■ **TESTO DI LETTURA**:

+---+

Haumea è uno dei quattro pianeti nani finora scoperti oltre l'orbita
di Nettuno; gli altri sono Plutone, Eris e Makemake. Ci sono poi
altri candidati, come ad esempio Quaoar, le cui dimensioni sembrano
però decisamente inferiori.
Fra tutti, quello più insolito è proprio Haumea (illustrato qui
sopra), la cui forma
ricorda più un pallone da rugby che non una sfera. Le sue dimensioni
sono approssimativamente 2000x1500x1000 km e ha anche un'altra
particolarità, quella di essere fra i più veloci rotatori del
sistema solare, visto che compie un giro completo sul proprio asse
in appena 3,9 ore.
Secondo alcuni modelli matematici, forma allungata e giorno
brevissimo possono essere il risultato di un grande impatto non
centrale avuto in epoche remote con un altro oggetto
transnettuniano. In conseguenza di quell'impatto, Haumea si sarebbe
prima disgregato e poi riunito sotto l'azione dell'autogravitazione,
ma per l'accelerazione ricevuta e quindi per l'aumentata forza
centrifuga, le macerie si sarebbero ricompattate in una struttura
allungata. Non tutte però: una piccola parte è rimasta in orbita, finendo col dare origine alle due lune di Haumea, Hi'iaka e
Namaka, i cui diametri sono rispettivamente di circa 400 e 200 km.
La presenza della due lune ha permesso di determinare la massa del
sistema (risultata pari al 28% di quella del sistema di Plutone o al
6% di quella della Luna), e quindi la densità media di quei corpi,
3,5
g/cm3. Questo valore suggerisce che Haumea è composto di
roccia per circa il 90% della sua massa e che il restante è
verosimilmente ghiaccio, prevalentemente depositato in superficie.

+---+

■ **DATI FORNITI**:

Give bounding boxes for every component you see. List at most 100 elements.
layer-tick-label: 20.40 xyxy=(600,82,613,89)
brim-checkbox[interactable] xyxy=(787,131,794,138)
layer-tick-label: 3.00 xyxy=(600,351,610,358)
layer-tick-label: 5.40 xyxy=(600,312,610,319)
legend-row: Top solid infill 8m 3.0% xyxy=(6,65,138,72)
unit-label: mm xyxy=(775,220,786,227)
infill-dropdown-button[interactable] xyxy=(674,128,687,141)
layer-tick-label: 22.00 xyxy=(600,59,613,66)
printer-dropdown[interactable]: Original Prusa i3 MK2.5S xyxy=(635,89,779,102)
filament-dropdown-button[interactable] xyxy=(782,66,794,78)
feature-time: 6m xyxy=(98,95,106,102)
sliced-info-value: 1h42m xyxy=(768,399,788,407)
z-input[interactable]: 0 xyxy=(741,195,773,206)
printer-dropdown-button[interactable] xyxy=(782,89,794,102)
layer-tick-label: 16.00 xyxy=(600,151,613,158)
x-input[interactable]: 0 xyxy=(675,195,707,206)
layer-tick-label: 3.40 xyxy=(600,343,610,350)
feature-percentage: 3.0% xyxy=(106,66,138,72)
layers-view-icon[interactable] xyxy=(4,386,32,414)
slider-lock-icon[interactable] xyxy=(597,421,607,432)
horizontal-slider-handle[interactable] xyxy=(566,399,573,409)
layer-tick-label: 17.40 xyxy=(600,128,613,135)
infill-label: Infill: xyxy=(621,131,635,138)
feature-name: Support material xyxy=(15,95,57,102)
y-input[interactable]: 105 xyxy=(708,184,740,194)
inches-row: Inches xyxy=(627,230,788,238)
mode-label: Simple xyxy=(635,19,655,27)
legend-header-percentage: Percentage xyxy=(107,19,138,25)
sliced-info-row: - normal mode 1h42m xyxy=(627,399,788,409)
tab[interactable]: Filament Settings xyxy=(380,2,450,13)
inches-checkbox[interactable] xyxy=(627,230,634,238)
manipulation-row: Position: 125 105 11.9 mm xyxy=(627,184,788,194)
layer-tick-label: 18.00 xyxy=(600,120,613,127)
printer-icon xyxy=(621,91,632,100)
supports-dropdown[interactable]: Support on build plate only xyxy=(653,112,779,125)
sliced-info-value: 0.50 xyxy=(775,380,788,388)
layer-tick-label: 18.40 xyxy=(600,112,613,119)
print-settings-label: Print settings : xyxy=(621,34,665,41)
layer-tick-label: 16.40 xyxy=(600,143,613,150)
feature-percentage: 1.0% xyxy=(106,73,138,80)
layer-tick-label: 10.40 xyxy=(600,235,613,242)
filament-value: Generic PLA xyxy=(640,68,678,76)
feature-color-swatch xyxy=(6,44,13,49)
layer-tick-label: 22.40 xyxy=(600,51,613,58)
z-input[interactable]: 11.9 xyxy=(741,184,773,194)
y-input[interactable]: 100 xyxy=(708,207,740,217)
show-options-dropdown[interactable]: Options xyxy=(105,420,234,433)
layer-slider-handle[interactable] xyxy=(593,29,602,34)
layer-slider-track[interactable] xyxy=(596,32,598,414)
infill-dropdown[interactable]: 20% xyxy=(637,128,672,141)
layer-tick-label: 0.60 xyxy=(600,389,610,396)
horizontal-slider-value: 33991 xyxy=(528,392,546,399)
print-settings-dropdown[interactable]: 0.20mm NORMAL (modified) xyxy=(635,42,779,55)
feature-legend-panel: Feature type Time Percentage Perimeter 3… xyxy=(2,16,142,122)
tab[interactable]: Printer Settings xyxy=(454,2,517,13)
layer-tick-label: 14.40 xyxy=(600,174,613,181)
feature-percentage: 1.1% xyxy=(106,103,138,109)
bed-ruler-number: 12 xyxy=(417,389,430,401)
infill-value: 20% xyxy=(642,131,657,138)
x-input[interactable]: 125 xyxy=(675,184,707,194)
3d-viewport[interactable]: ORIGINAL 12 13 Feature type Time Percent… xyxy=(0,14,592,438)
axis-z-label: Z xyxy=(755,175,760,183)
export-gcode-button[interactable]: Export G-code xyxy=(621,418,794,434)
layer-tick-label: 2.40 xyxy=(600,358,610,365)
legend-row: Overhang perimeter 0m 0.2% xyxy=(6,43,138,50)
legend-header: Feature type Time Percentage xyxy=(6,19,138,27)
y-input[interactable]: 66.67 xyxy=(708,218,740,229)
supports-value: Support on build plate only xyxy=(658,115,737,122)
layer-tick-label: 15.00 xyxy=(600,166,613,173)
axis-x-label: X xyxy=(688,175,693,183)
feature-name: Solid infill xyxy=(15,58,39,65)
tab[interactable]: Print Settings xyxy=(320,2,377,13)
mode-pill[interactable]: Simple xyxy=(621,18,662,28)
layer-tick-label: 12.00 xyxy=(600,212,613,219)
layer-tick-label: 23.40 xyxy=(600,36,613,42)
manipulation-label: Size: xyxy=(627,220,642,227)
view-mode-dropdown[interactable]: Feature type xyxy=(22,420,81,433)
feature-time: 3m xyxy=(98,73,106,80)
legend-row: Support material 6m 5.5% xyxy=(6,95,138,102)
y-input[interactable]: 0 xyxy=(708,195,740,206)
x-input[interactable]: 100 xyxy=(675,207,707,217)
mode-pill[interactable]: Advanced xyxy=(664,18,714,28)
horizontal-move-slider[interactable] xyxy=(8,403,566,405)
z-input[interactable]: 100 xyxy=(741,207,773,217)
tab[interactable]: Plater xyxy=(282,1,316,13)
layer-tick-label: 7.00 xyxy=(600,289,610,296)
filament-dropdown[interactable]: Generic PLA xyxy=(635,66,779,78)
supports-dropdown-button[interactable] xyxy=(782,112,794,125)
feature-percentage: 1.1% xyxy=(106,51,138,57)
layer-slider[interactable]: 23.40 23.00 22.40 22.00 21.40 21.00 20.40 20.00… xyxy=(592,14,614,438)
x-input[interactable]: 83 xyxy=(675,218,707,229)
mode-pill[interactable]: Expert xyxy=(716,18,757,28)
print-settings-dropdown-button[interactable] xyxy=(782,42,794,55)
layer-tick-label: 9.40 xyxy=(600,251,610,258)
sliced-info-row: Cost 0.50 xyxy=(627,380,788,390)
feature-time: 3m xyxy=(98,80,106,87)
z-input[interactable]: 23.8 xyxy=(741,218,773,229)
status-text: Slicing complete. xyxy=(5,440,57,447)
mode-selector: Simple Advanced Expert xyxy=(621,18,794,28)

+---+

■ **ESERCIZI DA SVOLGERE**:
1 – Indica se le affermazioni seguenti concordano con il testo su Haumea, rispondendo sì o no e citando le parole del testo che lo stabiliscono. (a) Haumea compie una rotazione completa sul proprio asse in meno di quattro ore. (b) Quaoar è uno dei quattro pianeti nani scoperti oltre l'orbita di Nettuno. (c) La luna Hi'iaka ha un diametro di circa 200 km.
2 – Trascrivi dal testo su Haumea il passo che va da "Haumea è uno" a "però decisamente inferiori.".

■ **RISPOSTE COMPLETE**:
1 –
(a) Sì: "compie un giro completo sul proprio asse in appena 3,9 ore".
(b) No: "gli altri sono Plutone, Eris e Makemake. Ci sono poi altri candidati, come ad esempio Quaoar".
(c) No: "Hi'iaka e Namaka, i cui diametri sono rispettivamente di circa 400 e 200 km".

2 –
Haumea è uno dei quattro pianeti nani finora scoperti oltre l'orbita
di Nettuno; gli altri sono Plutone, Eris e Makemake. Ci sono poi
altri candidati, come ad esempio Quaoar, le cui dimensioni sembrano
però decisamente inferiori.